Material to process:
---------------

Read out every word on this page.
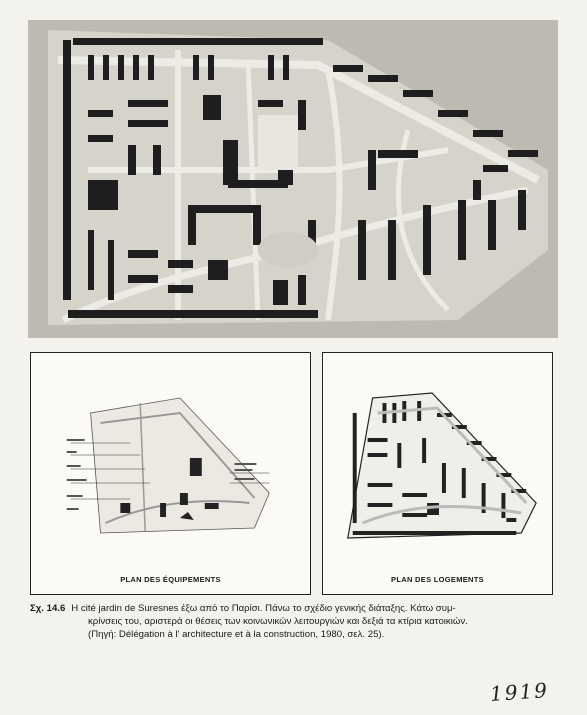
PLAN DES ÉQUIPEMENTS	PLAN DES LOGEMENTS
Σχ. 14.6 Η cité jardin de Suresnes έξω από το Παρίσι. Πάνω το σχέδιο γενικής διάταξης. Κάτω συμ-
κρίνσεις του, αριστερά οι θέσεις των κοινωνικών λειτουργιών και δεξιά τα κτίρια κατοικιών.
(Πηγή: Délégation à l' architecture et à la construction, 1980, σελ. 25).
1919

---------------

Do this:
Make an exact copy of the data above, pictures excluded.

Exercise answer:
Read out every word on this page.
PLAN DES ÉQUIPEMENTS	PLAN DES LOGEMENTS
Σχ. 14.6 Η cité jardin de Suresnes έξω από το Παρίσι. Πάνω το σχέδιο γενικής διάταξης. Κάτω συμ-
κρίνσεις του, αριστερά οι θέσεις των κοινωνικών λειτουργιών και δεξιά τα κτίρια κατοικιών.
(Πηγή: Délégation à l' architecture et à la construction, 1980, σελ. 25).
1919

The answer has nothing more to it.